_Written request_
Copy out all the lines in the records that include the word "yang".

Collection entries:
= = =

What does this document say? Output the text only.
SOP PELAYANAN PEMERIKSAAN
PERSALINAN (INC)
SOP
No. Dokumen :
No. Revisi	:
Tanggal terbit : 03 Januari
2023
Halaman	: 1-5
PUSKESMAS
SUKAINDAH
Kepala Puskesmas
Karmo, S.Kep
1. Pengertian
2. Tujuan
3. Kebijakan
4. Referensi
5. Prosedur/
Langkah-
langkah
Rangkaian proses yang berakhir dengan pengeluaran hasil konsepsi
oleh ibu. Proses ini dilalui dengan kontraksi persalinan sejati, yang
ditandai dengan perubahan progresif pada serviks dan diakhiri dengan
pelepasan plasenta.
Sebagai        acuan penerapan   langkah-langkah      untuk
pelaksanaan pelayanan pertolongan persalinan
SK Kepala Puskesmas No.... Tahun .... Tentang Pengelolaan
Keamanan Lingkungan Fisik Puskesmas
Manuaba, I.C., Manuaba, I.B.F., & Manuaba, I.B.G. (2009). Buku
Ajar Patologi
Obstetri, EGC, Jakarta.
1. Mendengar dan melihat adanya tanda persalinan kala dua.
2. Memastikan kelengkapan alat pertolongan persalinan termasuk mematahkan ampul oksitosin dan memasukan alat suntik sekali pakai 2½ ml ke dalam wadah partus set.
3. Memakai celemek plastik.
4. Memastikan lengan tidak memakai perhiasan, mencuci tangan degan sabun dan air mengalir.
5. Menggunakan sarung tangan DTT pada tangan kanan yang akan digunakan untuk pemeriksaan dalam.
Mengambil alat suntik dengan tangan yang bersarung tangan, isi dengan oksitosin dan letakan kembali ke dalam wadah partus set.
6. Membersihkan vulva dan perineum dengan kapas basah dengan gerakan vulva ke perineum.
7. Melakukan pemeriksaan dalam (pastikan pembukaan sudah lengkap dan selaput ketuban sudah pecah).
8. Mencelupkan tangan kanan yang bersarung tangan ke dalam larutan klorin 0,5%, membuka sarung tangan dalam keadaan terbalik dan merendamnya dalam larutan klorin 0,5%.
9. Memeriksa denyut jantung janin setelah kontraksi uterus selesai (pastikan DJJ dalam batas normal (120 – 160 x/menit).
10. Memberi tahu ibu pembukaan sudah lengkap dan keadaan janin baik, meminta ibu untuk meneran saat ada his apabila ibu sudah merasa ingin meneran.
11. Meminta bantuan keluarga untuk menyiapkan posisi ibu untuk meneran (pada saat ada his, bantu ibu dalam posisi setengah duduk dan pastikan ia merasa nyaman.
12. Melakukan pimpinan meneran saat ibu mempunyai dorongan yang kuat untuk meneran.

= = =

_Output of the task_
Rangkaian proses yang berakhir dengan pengeluaran hasil konsepsi
oleh ibu. Proses ini dilalui dengan kontraksi persalinan sejati, yang
5. Menggunakan sarung tangan DTT pada tangan kanan yang akan digunakan untuk pemeriksaan dalam.
Mengambil alat suntik dengan tangan yang bersarung tangan, isi dengan oksitosin dan letakan kembali ke dalam wadah partus set.
8. Mencelupkan tangan kanan yang bersarung tangan ke dalam larutan klorin 0,5%, membuka sarung tangan dalam keadaan terbalik dan merendamnya dalam larutan klorin 0,5%.
12. Melakukan pimpinan meneran saat ibu mempunyai dorongan yang kuat untuk meneran.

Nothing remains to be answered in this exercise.